**** Recorded data

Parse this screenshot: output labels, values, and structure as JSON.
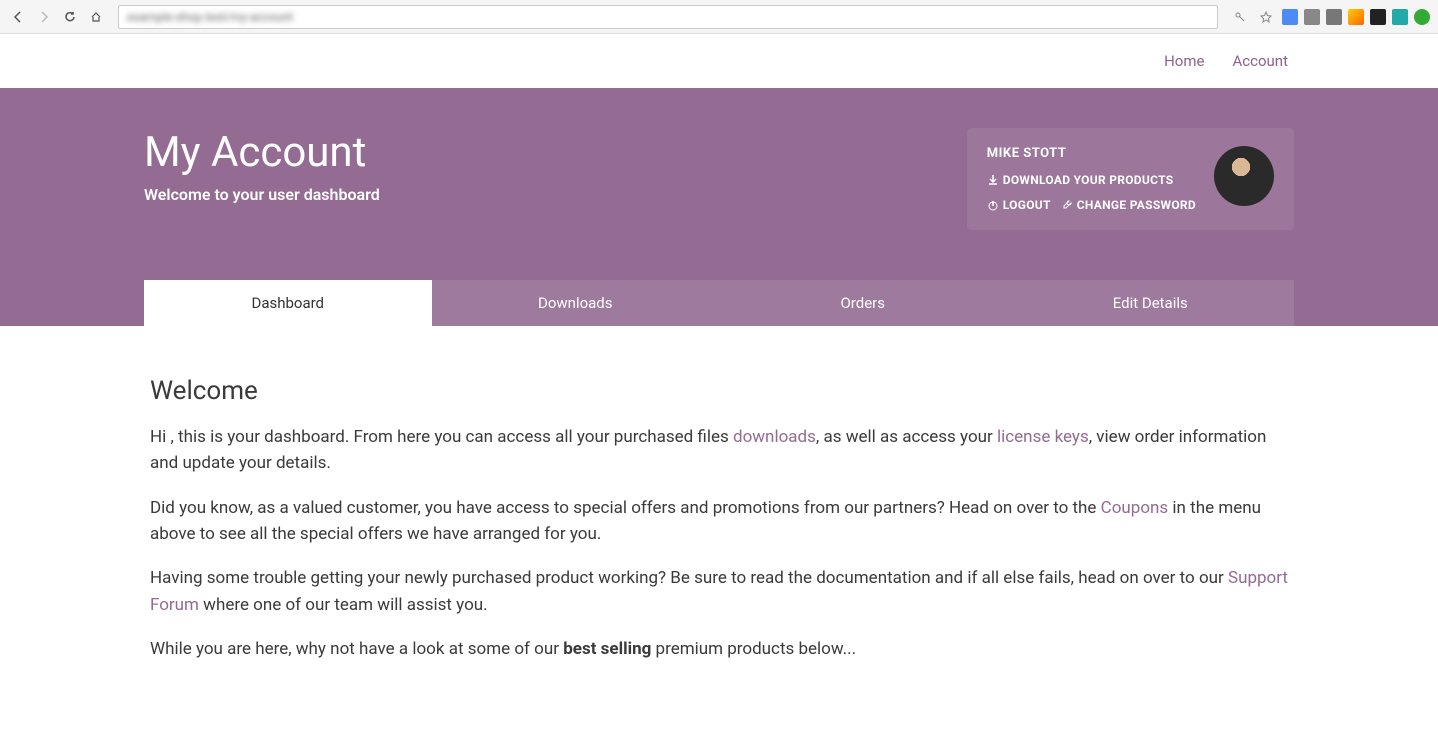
{
  "topnav": {
    "home": "Home",
    "account": "Account"
  },
  "hero": {
    "title": "My Account",
    "subtitle": "Welcome to your user dashboard"
  },
  "user": {
    "name": "MIKE STOTT",
    "download_products": "DOWNLOAD YOUR PRODUCTS",
    "logout": "LOGOUT",
    "change_password": "CHANGE PASSWORD"
  },
  "tabs": {
    "dashboard": "Dashboard",
    "downloads": "Downloads",
    "orders": "Orders",
    "edit_details": "Edit Details"
  },
  "content": {
    "welcome_heading": "Welcome",
    "p1_a": "Hi , this is your dashboard. From here you can access all your purchased files ",
    "p1_link1": "downloads",
    "p1_b": ", as well as access your ",
    "p1_link2": "license keys",
    "p1_c": ", view order information and update your details.",
    "p2_a": "Did you know, as a valued customer, you have access to special offers and promotions from our partners? Head on over to the ",
    "p2_link": "Coupons",
    "p2_b": " in the menu above to see all the special offers we have arranged for you.",
    "p3_a": "Having some trouble getting your newly purchased product working? Be sure to read the documentation and if all else fails, head on over to our ",
    "p3_link": "Support Forum",
    "p3_b": " where one of our team will assist you.",
    "p4_a": "While you are here, why not have a look at some of our ",
    "p4_bold": "best selling",
    "p4_b": " premium products below..."
  }
}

********

§ Required work
Pull out each line containing the word "offers" and copy it.

§ Problem solution
    "p2_a": "Did you know, as a valued customer, you have access to special offers and promotions from our partners? Head on over to the ",
    "p2_b": " in the menu above to see all the special offers we have arranged for you.",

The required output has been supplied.